- **Entries shown**
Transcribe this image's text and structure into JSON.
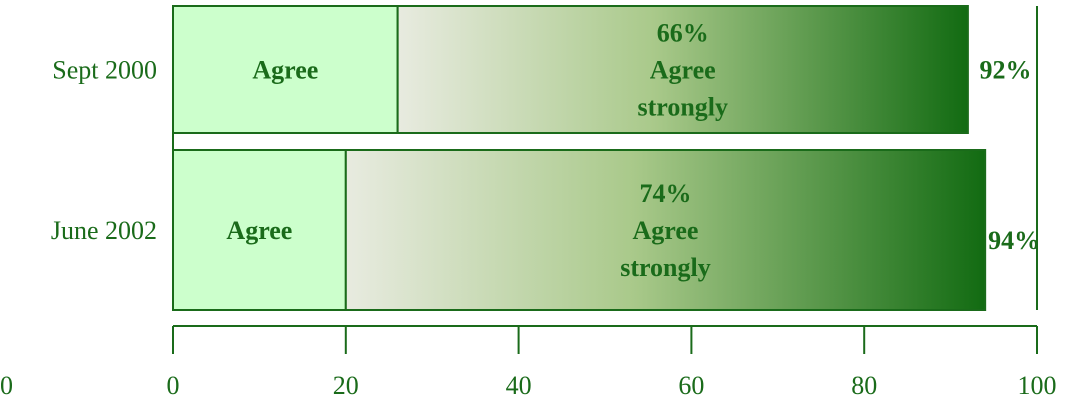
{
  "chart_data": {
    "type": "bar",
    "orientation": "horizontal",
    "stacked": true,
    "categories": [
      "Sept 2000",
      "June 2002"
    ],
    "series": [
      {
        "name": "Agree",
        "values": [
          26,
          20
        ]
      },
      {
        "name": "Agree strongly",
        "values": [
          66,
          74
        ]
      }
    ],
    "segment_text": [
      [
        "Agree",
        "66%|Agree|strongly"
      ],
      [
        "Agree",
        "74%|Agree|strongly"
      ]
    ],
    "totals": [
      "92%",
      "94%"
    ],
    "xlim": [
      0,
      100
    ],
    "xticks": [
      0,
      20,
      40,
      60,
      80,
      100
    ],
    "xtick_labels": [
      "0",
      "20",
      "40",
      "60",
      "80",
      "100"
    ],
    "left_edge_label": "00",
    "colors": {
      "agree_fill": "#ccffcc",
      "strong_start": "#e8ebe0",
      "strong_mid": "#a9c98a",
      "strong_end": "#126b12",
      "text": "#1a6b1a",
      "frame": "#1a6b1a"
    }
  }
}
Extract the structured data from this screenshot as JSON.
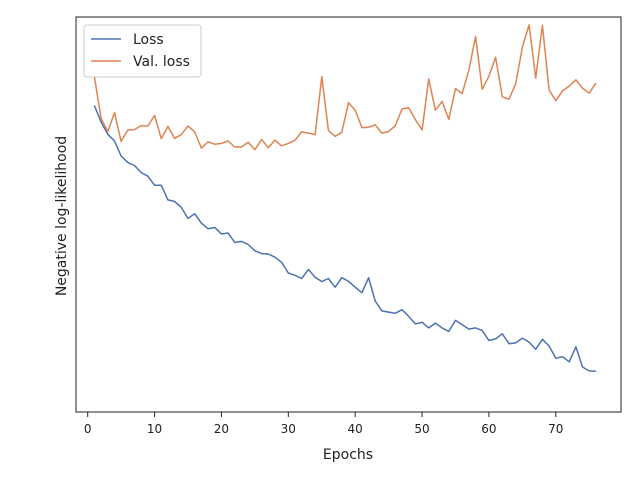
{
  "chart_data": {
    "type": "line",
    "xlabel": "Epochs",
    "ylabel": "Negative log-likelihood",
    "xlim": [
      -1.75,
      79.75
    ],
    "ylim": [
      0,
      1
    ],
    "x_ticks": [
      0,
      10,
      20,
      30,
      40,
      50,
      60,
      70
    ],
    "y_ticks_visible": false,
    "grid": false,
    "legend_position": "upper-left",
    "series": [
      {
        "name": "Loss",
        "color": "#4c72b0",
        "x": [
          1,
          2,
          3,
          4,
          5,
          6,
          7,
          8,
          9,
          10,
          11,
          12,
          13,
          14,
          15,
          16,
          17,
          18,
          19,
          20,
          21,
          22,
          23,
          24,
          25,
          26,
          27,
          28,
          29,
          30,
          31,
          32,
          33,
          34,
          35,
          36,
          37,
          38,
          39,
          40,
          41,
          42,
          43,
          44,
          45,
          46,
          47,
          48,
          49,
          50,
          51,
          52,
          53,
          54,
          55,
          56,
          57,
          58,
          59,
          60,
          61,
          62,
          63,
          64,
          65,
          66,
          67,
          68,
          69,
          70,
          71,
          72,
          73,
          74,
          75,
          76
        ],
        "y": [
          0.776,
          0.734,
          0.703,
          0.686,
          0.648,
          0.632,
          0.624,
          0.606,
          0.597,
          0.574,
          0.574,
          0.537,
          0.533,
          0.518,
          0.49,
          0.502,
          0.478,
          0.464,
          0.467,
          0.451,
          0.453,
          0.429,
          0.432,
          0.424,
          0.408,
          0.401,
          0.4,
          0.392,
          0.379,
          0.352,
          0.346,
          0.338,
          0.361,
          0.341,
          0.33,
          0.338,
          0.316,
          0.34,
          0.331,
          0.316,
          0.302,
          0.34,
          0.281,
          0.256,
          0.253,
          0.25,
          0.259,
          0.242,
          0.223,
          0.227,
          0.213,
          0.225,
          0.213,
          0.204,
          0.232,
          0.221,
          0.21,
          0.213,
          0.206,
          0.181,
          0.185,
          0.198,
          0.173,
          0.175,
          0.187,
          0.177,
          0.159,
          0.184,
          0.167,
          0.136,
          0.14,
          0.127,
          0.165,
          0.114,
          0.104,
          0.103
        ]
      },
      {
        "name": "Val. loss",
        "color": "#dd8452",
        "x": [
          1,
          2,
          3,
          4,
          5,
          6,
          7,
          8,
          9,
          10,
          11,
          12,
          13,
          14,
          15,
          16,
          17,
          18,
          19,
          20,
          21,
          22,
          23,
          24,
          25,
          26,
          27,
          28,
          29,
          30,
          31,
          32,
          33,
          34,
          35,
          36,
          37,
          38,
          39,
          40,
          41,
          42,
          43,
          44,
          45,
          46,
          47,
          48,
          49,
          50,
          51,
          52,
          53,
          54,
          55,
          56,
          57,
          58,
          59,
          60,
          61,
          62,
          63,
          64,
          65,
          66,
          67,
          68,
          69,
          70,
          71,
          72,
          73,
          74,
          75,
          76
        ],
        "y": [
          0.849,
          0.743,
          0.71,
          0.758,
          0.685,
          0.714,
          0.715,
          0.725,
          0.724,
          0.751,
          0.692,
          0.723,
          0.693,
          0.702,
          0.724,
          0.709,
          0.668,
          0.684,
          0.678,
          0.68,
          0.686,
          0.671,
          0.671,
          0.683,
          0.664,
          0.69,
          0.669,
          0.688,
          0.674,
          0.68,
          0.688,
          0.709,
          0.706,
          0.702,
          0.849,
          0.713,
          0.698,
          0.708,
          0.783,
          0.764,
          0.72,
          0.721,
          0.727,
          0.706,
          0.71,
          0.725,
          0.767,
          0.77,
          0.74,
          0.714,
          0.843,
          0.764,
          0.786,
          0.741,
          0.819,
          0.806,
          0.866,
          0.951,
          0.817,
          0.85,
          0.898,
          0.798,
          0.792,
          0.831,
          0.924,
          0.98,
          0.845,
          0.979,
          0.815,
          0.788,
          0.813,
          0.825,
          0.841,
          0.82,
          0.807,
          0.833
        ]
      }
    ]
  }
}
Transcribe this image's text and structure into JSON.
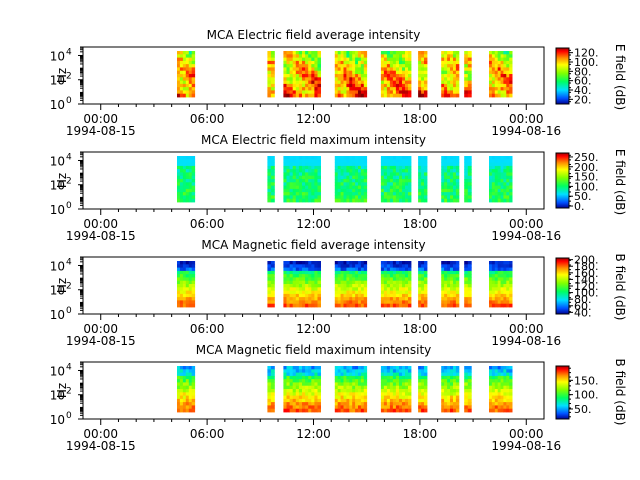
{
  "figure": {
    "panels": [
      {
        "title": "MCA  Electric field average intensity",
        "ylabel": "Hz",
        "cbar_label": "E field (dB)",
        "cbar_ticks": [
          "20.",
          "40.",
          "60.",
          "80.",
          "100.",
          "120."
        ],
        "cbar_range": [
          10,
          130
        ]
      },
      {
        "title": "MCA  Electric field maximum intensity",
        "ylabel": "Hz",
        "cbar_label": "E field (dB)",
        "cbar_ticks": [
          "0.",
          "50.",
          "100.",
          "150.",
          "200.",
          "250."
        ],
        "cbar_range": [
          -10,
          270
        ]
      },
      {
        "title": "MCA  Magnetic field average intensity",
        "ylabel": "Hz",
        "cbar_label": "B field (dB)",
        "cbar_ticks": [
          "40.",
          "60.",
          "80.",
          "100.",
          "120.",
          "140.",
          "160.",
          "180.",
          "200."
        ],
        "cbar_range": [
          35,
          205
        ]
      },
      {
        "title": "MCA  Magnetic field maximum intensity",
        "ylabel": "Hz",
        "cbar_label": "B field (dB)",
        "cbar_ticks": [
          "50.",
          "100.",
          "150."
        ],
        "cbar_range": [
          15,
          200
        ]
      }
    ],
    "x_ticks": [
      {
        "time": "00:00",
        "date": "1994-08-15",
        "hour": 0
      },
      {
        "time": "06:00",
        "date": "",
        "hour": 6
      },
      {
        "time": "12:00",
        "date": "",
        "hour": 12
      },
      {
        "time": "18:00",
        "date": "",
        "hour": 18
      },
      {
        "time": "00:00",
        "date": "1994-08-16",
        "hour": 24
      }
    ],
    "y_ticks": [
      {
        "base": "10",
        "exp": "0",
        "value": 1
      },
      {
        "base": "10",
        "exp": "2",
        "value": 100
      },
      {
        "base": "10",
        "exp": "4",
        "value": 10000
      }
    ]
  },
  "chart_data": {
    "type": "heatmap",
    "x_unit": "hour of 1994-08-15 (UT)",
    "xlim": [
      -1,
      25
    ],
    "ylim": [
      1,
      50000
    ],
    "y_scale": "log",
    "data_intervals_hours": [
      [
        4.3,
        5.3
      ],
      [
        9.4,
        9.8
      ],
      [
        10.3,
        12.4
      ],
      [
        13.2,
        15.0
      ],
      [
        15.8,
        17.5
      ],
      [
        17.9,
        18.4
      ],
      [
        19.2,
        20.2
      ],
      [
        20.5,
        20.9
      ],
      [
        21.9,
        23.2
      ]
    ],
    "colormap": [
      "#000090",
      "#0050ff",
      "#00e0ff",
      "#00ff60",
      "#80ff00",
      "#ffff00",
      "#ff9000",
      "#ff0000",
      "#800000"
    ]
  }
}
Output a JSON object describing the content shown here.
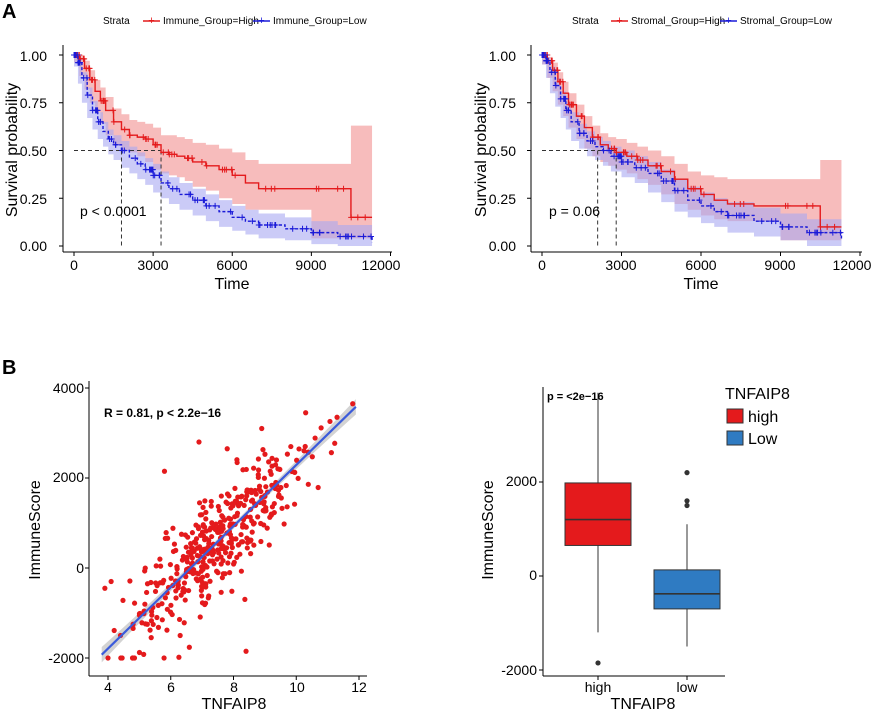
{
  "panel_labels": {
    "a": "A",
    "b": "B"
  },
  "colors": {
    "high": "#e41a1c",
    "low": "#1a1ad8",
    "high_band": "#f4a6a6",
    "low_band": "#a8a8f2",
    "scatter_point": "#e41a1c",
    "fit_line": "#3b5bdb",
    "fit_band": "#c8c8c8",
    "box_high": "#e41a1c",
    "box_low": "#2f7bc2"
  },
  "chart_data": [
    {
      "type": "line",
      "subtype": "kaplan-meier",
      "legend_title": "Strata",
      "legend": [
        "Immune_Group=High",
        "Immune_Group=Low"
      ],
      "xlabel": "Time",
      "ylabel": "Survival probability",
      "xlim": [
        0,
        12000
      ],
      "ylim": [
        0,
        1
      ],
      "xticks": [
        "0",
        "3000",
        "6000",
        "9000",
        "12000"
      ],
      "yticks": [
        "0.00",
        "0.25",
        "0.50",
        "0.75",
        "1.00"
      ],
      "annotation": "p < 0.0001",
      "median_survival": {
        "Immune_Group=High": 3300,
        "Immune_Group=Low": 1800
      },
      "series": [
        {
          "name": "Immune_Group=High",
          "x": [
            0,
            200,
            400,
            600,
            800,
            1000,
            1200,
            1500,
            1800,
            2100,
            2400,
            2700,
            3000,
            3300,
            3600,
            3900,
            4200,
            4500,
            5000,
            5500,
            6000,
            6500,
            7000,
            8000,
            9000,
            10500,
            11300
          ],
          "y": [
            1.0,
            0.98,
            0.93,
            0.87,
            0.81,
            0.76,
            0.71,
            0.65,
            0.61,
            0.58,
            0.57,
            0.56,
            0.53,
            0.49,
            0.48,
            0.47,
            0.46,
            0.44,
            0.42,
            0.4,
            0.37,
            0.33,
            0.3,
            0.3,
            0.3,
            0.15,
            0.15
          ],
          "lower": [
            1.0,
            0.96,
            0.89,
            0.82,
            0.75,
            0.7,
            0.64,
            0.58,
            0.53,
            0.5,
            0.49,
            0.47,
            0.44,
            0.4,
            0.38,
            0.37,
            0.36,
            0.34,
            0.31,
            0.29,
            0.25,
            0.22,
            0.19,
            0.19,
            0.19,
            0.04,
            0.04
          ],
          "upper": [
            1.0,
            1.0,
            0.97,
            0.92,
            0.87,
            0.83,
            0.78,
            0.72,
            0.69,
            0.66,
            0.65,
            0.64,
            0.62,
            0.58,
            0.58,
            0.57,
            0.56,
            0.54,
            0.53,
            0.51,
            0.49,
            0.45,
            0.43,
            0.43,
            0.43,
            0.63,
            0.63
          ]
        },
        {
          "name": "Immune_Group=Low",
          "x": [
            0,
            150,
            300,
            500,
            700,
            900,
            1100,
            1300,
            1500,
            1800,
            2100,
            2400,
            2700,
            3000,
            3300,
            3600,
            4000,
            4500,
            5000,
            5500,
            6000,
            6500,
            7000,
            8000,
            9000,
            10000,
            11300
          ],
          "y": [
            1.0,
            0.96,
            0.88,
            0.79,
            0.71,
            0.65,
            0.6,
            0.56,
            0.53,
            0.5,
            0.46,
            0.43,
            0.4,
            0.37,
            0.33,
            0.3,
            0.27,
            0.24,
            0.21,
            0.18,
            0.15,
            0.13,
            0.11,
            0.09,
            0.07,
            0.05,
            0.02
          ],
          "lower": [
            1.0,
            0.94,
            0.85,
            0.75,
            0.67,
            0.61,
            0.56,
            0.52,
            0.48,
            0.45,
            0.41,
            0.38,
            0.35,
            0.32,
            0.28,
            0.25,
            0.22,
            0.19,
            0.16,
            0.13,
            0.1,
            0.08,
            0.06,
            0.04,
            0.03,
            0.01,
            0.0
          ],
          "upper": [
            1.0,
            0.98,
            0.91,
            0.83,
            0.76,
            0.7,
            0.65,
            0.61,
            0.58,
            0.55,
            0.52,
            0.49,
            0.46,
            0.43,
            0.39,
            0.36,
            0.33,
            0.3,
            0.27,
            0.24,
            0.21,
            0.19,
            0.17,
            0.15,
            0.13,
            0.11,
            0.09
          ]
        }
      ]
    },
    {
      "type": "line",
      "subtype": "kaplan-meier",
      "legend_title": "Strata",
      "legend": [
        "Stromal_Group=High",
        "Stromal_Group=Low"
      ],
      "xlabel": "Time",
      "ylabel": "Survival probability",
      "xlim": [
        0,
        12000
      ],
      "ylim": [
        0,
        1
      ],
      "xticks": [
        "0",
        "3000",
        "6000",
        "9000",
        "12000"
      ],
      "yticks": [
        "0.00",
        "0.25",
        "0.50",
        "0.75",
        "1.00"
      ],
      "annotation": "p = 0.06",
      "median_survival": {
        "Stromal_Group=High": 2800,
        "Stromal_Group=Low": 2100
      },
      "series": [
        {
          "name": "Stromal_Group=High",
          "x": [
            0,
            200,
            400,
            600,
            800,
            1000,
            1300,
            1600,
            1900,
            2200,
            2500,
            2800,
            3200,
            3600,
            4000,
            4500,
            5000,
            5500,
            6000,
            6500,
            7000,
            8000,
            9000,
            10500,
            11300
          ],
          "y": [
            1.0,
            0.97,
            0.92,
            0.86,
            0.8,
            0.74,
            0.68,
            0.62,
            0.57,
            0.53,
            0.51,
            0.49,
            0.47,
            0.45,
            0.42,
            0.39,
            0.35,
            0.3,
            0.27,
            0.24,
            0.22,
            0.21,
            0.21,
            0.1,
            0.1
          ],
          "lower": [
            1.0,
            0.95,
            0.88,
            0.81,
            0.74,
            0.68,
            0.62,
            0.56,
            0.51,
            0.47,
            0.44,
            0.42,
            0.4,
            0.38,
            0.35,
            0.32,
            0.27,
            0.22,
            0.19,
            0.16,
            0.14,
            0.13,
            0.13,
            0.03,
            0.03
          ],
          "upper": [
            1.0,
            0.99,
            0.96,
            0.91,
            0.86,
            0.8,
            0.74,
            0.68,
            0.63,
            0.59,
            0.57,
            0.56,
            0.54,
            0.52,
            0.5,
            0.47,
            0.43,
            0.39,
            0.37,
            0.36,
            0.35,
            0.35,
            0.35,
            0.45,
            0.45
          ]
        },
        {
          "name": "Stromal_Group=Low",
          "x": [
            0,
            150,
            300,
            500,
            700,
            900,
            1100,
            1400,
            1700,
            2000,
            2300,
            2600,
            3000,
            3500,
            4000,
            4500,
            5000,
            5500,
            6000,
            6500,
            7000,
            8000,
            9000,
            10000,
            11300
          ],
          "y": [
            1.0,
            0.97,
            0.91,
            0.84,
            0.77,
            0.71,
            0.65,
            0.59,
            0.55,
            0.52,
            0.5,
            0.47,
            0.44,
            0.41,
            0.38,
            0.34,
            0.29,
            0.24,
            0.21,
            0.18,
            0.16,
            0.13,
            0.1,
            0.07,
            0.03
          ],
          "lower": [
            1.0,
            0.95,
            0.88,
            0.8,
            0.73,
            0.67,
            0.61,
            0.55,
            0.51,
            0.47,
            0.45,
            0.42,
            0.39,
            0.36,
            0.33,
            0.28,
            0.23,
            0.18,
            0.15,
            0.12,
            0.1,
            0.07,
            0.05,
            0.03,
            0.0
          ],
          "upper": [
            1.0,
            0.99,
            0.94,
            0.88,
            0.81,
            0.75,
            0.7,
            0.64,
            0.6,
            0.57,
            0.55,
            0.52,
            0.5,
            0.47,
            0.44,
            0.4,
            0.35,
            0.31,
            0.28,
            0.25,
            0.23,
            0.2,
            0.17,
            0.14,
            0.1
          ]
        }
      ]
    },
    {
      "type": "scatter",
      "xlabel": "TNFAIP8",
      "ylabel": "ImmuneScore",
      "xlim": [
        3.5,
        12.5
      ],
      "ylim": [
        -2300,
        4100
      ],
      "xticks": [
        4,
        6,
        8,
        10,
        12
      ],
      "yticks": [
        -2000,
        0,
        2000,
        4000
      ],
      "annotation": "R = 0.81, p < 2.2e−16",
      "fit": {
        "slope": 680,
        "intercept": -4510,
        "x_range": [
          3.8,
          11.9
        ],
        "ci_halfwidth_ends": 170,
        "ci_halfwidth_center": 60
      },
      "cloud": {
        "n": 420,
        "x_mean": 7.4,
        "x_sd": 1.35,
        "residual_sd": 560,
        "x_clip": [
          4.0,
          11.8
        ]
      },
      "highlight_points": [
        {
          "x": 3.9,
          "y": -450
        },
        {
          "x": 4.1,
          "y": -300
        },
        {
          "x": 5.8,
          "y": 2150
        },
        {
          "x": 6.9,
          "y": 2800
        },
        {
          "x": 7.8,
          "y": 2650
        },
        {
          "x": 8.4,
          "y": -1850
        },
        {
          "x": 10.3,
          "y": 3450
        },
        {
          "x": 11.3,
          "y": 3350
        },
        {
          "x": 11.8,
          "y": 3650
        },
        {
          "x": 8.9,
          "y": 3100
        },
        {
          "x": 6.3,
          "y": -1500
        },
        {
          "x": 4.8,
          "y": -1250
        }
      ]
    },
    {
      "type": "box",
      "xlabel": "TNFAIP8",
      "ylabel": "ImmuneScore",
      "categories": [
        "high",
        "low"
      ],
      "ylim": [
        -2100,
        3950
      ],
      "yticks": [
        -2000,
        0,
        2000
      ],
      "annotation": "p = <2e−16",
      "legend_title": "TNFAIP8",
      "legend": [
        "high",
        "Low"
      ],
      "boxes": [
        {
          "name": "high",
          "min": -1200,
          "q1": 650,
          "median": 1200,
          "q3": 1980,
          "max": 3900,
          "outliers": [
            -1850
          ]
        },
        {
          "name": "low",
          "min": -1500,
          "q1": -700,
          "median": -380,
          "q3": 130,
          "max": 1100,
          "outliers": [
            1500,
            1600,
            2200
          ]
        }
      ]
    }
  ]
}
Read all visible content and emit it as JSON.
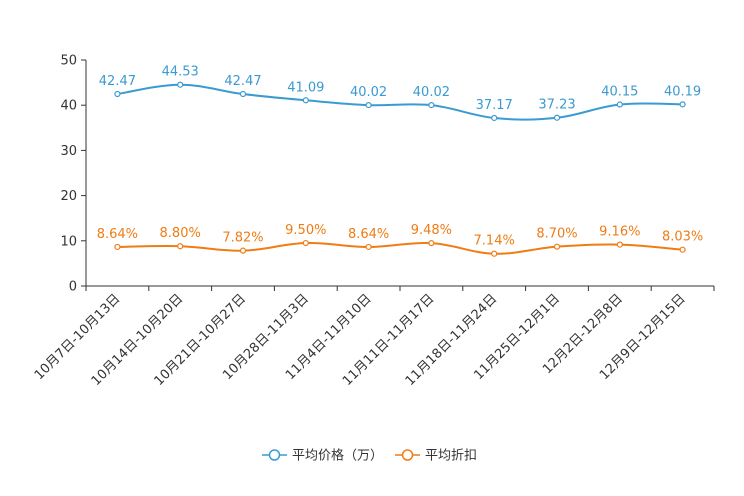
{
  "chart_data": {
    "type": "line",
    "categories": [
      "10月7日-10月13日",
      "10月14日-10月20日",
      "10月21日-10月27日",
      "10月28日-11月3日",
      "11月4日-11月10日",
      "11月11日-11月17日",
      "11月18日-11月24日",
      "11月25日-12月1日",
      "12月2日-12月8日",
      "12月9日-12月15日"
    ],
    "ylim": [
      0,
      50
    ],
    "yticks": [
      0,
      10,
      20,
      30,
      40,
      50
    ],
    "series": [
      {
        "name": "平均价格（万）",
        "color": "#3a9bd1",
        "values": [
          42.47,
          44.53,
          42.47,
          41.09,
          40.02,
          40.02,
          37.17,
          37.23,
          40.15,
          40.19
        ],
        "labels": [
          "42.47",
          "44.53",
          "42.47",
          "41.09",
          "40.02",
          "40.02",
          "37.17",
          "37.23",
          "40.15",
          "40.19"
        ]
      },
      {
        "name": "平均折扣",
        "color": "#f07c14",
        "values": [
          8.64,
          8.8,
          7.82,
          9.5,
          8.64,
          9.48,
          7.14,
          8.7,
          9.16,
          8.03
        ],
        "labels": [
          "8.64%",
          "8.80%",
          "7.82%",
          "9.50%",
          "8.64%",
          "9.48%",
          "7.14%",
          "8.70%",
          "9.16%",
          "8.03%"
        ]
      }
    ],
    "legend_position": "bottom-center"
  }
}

- **Problem details**
Check every line of the data above for the string "name", and copy those that have it.

- **Exercise result**
        "name": "Agree",
        "name": "Agree strongly",
        "name": "Loss",
        "name": "Val. loss",
          "name": "Immune_Group=High",
          "name": "Immune_Group=Low",
          "name": "Stromal_Group=High",
          "name": "Stromal_Group=Low",
          "name": "high",
          "name": "low",
        "name": "平均价格（万）",
        "name": "平均折扣",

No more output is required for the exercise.